-- BEGIN SOURCE EXCERPT --

America’s CEOs Now Make 303 Times More Than Their Workers

A new report will make your blood boil.

The US economy is rebounding for the nation’s top income earners but not for everyone else, according to a new study from the Economic Policy Institute. The study, published Sunday, finds that chief executives at the country’s 350 biggest firms earned an average of $16.3 million in 2014, marking a 54.3 percent increase since 2009. Meanwhile, compensation for typical workers in the same industries as those CEOs fell 1.7 percent over the same time period.

“Those at the top of the income distribution, including many CEOs, are seeing a strong recovery, while the typical worker is still experiencing the detrimental effects of a stagnant labor market,” the study’s authors, Lawrence Mishel and Alyssa Davis, found.

The pay gap between CEOs and the typical worker has widened since 2009, with CEOs now making more than 303 times the earnings of workers in their industries. CEOs have made at least 120 times the earnings of typical workers since 1995. In 2014, Mishel and Davis note, CEOs also made 5.84 times more than others in the top 0.1 percent of wage earners. “As CEO pay has escalated,” the authors found, “it’s directly contributed to growing income inequality by [fueling] the growth of the top 1 percent and 0.1 percent.”

-- END SOURCE EXCERPT --

▶ _EXERCISE TASKS_
a) According to the CEO pay article, what did chief executives at the country's 350 biggest firms earn on average in 2014?
b) In the CEO pay article, swap "study" for "analysis" in the passage from "A new report" to "same time period.", and write out that passage.
c) Write the next part of the CEO pay article, picking up after its final sentence.

-- BEGIN INFORMATION SHOWN --

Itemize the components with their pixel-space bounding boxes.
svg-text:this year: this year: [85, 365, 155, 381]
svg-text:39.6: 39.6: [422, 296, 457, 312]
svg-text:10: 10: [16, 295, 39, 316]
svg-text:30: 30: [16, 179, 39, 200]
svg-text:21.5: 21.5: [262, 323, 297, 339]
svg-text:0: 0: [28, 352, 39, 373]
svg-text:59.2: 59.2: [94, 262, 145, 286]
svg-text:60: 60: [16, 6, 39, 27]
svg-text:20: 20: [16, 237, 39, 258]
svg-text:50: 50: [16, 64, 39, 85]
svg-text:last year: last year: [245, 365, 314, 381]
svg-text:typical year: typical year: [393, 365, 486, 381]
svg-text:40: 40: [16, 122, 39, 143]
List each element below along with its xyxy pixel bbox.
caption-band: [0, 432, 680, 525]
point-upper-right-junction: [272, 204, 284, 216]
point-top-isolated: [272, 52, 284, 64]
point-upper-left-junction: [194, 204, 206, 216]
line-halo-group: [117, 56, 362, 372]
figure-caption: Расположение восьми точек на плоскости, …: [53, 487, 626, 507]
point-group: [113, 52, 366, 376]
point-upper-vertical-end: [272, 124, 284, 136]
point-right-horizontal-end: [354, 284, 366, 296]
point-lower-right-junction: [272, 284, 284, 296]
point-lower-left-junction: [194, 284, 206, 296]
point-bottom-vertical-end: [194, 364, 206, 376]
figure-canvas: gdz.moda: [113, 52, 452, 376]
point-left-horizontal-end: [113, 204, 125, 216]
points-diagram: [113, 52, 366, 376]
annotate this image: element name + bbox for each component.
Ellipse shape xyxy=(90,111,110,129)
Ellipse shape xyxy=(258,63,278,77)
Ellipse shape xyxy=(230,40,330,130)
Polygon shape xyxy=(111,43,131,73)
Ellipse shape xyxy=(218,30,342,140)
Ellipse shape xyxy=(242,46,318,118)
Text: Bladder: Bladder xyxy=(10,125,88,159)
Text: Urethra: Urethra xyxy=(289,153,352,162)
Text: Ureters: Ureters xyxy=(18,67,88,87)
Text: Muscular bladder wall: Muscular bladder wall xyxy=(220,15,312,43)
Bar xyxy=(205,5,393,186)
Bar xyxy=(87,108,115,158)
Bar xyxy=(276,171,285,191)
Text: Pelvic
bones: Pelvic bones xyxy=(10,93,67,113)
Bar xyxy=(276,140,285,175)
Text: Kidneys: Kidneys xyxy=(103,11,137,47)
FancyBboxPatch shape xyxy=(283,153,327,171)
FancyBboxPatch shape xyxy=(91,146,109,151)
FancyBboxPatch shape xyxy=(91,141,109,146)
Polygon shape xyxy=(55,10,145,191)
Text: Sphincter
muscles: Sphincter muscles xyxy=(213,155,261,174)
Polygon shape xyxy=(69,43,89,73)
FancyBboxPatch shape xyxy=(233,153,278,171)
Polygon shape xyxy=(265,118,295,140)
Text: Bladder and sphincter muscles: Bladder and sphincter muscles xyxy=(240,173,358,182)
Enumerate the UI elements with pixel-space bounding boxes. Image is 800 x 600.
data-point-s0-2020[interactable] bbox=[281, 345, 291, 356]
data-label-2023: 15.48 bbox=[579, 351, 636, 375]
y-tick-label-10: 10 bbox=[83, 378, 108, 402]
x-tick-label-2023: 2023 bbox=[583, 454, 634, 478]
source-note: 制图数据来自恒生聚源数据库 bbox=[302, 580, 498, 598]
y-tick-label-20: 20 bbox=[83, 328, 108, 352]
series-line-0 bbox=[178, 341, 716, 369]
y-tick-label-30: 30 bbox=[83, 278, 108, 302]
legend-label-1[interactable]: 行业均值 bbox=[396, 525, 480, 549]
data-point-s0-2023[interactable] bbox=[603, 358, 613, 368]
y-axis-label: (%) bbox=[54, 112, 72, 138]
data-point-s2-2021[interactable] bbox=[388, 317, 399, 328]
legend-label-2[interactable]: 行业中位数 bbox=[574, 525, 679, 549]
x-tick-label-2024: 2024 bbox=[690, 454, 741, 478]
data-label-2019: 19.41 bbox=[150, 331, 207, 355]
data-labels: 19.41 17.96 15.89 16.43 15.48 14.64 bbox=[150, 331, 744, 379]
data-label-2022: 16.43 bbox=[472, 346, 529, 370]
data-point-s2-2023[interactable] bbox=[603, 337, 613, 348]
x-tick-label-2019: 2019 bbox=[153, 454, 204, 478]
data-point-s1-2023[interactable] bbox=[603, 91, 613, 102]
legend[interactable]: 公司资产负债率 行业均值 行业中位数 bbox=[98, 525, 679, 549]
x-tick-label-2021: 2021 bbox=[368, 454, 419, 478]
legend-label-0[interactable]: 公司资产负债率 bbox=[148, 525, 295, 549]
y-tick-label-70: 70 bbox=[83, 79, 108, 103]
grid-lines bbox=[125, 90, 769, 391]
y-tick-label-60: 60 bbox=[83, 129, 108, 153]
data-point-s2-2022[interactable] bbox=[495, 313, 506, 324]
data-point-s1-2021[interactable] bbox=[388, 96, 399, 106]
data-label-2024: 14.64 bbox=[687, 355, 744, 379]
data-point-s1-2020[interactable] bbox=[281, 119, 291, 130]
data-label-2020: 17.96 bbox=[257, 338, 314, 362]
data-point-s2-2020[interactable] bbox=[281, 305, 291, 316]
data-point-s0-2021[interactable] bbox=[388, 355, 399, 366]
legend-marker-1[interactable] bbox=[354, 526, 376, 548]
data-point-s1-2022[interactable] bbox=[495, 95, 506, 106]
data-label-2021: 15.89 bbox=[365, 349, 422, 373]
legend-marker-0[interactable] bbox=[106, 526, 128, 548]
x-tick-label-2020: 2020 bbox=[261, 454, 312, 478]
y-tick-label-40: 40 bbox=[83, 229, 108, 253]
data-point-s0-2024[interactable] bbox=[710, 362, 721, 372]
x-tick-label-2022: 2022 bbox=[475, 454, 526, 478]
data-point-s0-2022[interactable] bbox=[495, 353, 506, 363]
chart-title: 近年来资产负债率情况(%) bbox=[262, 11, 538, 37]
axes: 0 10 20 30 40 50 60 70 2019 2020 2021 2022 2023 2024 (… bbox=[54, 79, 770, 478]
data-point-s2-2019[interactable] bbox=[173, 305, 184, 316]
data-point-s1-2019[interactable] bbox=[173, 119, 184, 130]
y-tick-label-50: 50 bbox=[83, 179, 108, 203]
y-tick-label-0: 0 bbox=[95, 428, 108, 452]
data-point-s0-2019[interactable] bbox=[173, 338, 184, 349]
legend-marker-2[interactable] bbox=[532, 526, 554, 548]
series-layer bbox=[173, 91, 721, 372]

-- END INFORMATION SHOWN --

▶ _EXERCISE RESPONSES_
a) $16.3 million

b)
A new report will make your blood boil.

The US economy is rebounding for the nation’s top income earners but not for everyone else, according to a new analysis from the Economic Policy Institute. The analysis, published Sunday, finds that chief executives at the country’s 350 biggest firms earned an average of $16.3 million in 2014, marking a 54.3 percent increase since 2009. Meanwhile, compensation for typical workers in the same industries as those CEOs fell 1.7 percent over the same time period.

c)
CEO pay soared by 997 percent between 1978 and 2014, after adjusting for inflation. That meteoric rise is double the growth rate of the stock market and makes the increase in the typical worker’s annual compensation seem trivial: The earnings of typical workers grew at a “painfully slow” 10.9 percent over the same period, according to the EPI researchers.

The trends in CEO pay over time, which tracked closely with the ups and downs of the stock market, “casts doubt on any explanation of high and rising CEO pay that relies on the rising individual productivity of executives, either because they head larger firms, have adopted new technology, or other reasons,” Mishel and Davis conclude. “CEO compensation often grows strongly simply when the overall stock market rises and individual firms’ stock values rise along with it.”

Read the full report by the EPI here.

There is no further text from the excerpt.